» AIM OF THE EXERCISE: In the Doc Holliday description, copy out everything from "A description of" down to "to kill him.", changing "Dodge City" to "Abilene".

» TEXT EXCERPT:
* START *

A description of Doc Holliday from the memoir written by Josephine Sarah
Marcus Earp, unpublished at her death, but later edited from two manuscripts
by "Sadie" and annnotated by Glenn G. Boyer, a noted Tombstone/Earp
authority.
"Perhaps this is as good a time as any to talk about Doc. In a few words he
could be desribed as a well-educated, consumptive, frontier bum. His
friendship was Wyatt's Achilles Heel, at least at Tombstone, but Wyatt was
intensely loyal to Doc for having probably saved his life in Dodge City when
he was on the police force there. Doc had got the drop on someone or other
who had Wyatt covered with his pistol and was threatening to kill him.
"Doc had been well educated as a dentist and was a good one. He liked the
practice and pursued it on and off till the end of his days. Unfortunately
for him, he also liked women, liquor and gambling. The latter he found more
profitable than dentistry, since he was an even better gambler than a
dentist. Inevitably, on the frontier, the combination of Doc's expensive
tastes and his touchy personality led to trouble. He was rumored to have
killed men prior to coming to Tombstone. If this was true, who they were I
never knew, nor cared to discover. It is certain that he killed men at
Tombstone and did it at least partially because of his loyalty for Wyatt.

* END *

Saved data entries
* START *

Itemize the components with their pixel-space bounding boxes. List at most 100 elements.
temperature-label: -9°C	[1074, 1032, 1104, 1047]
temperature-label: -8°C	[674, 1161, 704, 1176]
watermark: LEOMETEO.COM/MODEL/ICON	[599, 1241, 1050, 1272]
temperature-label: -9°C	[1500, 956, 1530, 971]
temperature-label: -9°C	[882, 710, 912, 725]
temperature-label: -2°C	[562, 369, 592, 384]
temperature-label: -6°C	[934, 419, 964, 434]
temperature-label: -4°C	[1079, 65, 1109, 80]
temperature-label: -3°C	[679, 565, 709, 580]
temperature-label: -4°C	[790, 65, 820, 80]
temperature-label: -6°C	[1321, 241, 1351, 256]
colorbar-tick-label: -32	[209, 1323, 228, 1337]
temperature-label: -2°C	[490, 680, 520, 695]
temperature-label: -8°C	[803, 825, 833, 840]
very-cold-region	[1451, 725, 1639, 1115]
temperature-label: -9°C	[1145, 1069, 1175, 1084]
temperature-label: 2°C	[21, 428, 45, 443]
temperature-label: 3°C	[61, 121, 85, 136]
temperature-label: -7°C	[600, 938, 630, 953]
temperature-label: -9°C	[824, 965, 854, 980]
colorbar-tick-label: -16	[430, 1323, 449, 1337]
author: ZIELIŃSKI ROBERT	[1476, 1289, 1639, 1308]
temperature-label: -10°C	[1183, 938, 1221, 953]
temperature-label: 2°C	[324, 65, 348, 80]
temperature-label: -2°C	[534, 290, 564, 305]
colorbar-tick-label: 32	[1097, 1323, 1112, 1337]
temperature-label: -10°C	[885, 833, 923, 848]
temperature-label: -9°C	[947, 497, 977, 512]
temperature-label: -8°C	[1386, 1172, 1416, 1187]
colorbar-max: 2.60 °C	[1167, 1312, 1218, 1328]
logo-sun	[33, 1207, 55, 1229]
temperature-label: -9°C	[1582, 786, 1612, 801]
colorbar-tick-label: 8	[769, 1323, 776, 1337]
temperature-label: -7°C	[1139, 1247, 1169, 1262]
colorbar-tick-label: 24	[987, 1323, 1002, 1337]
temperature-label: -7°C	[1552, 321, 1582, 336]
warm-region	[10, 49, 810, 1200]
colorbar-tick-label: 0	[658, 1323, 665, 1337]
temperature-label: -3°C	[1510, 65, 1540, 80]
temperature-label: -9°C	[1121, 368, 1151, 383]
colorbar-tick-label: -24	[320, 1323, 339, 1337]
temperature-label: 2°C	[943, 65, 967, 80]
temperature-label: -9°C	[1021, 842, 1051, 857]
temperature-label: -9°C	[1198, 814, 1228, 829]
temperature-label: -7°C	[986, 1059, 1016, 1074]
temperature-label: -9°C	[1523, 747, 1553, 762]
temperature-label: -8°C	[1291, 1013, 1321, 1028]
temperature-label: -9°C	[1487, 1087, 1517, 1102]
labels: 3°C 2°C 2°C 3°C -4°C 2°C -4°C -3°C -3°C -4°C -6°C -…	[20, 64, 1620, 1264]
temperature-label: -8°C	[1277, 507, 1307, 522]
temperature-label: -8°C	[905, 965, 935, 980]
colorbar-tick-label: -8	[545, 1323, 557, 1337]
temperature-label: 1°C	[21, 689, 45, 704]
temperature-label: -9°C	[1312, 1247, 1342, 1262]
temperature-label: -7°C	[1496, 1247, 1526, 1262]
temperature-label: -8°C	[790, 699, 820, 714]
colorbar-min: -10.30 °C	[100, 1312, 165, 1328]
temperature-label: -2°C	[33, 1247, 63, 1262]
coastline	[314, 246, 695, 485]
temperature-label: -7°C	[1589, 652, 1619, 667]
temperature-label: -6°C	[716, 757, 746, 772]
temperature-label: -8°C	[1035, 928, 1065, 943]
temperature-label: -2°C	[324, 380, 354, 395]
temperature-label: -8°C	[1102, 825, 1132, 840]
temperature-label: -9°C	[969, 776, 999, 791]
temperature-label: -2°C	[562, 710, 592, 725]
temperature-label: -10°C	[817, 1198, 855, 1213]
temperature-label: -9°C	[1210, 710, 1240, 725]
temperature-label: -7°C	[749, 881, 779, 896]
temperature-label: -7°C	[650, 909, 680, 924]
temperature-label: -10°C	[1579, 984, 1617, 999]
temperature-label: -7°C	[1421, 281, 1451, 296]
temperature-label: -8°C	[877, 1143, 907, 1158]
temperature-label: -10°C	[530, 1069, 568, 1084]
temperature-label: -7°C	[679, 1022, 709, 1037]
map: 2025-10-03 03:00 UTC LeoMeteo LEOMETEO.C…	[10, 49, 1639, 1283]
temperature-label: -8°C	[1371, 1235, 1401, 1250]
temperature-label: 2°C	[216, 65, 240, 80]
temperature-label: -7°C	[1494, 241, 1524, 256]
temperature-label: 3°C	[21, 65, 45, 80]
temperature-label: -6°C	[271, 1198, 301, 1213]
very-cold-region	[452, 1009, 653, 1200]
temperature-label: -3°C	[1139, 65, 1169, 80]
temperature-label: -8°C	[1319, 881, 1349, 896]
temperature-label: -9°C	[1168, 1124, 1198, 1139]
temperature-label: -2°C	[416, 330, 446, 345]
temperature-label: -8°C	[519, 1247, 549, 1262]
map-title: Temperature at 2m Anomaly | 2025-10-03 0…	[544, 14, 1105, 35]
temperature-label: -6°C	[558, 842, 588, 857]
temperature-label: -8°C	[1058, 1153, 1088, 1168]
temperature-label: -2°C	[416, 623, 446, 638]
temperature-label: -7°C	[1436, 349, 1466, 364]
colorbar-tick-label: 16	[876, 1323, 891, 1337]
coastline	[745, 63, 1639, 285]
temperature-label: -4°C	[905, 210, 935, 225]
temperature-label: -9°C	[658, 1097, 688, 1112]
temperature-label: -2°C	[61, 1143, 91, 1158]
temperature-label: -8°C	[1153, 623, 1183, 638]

* END *

» COMPLETE OUTPUT:
A description of Doc Holliday from the memoir written by Josephine Sarah
Marcus Earp, unpublished at her death, but later edited from two manuscripts
by "Sadie" and annnotated by Glenn G. Boyer, a noted Tombstone/Earp
authority.
"Perhaps this is as good a time as any to talk about Doc. In a few words he
could be desribed as a well-educated, consumptive, frontier bum. His
friendship was Wyatt's Achilles Heel, at least at Tombstone, but Wyatt was
intensely loyal to Doc for having probably saved his life in Abilene when
he was on the police force there. Doc had got the drop on someone or other
who had Wyatt covered with his pistol and was threatening to kill him.